Gather all lines in the records below that include the word "this".

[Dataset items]
_ _ _ _

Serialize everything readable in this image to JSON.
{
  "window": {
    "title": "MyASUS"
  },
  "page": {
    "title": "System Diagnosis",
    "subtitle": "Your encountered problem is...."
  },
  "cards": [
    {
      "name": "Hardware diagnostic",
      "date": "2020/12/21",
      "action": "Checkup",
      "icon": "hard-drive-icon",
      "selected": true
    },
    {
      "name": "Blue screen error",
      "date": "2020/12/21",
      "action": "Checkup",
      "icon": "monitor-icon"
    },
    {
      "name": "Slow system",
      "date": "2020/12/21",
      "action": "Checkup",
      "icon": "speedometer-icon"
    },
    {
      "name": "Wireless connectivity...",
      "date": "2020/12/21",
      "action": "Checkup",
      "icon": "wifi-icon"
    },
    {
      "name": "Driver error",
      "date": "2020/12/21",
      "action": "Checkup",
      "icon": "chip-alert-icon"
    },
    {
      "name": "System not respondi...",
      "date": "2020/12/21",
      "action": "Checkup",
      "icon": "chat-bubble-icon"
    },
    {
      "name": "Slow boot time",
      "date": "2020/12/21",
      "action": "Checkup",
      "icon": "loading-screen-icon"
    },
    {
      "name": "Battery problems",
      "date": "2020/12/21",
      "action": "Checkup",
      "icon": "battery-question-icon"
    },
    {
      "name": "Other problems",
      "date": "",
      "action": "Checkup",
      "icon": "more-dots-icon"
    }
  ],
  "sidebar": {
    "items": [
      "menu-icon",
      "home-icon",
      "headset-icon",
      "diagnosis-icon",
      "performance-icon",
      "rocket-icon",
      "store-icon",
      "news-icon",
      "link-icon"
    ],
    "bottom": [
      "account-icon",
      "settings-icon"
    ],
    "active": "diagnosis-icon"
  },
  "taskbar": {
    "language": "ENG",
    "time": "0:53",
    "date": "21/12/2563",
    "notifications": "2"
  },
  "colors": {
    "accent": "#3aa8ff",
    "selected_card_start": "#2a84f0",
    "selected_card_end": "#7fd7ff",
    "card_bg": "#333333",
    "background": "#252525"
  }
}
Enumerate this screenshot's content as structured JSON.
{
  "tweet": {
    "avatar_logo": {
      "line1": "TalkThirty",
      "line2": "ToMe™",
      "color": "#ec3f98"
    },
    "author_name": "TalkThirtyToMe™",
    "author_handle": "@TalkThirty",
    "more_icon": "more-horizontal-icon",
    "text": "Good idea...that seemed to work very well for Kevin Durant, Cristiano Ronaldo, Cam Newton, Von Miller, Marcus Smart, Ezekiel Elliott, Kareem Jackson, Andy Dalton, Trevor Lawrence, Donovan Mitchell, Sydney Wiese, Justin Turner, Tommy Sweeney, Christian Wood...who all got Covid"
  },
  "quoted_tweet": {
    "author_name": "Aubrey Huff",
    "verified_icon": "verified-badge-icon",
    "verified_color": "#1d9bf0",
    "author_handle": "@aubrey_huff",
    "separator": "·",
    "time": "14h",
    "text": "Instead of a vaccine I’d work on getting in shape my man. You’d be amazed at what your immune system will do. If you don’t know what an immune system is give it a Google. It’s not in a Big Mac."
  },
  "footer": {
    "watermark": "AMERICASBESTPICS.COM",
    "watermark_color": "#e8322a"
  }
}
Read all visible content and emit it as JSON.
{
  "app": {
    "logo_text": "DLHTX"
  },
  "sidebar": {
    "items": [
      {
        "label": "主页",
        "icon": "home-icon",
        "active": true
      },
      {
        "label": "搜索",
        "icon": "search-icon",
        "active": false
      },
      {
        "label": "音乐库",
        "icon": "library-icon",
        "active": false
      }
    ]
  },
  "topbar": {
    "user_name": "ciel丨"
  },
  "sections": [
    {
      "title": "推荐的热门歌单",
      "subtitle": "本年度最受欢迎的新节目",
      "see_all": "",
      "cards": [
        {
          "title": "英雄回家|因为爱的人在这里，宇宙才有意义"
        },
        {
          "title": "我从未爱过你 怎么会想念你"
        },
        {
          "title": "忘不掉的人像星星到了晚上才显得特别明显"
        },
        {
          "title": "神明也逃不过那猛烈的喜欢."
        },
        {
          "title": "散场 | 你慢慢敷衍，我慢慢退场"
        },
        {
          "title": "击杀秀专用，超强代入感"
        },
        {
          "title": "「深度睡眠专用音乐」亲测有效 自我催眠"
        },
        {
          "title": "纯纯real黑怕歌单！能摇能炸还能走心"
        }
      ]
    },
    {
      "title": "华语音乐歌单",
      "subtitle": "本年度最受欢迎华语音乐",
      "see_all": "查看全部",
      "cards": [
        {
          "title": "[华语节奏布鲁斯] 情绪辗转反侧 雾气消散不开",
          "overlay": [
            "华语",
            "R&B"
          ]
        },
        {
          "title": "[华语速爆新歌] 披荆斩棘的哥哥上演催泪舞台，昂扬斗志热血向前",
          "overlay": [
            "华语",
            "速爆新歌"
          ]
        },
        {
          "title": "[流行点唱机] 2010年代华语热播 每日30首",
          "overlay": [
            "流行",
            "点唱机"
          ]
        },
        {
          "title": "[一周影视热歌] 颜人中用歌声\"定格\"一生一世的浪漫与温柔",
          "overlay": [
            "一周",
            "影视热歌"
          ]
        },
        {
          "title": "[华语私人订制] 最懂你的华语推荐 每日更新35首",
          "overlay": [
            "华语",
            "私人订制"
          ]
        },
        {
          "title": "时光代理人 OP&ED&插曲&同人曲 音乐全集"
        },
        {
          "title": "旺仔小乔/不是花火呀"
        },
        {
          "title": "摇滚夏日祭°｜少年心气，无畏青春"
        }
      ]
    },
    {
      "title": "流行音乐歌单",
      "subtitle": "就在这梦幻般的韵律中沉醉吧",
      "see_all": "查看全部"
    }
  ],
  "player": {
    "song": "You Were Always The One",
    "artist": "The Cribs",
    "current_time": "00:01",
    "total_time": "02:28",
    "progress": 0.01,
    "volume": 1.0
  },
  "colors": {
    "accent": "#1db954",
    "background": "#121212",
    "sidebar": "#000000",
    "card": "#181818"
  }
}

_ _ _ _

Written solution:
Serialize everything readable in this image to JSON.
Enumerate this screenshot's content as structured JSON.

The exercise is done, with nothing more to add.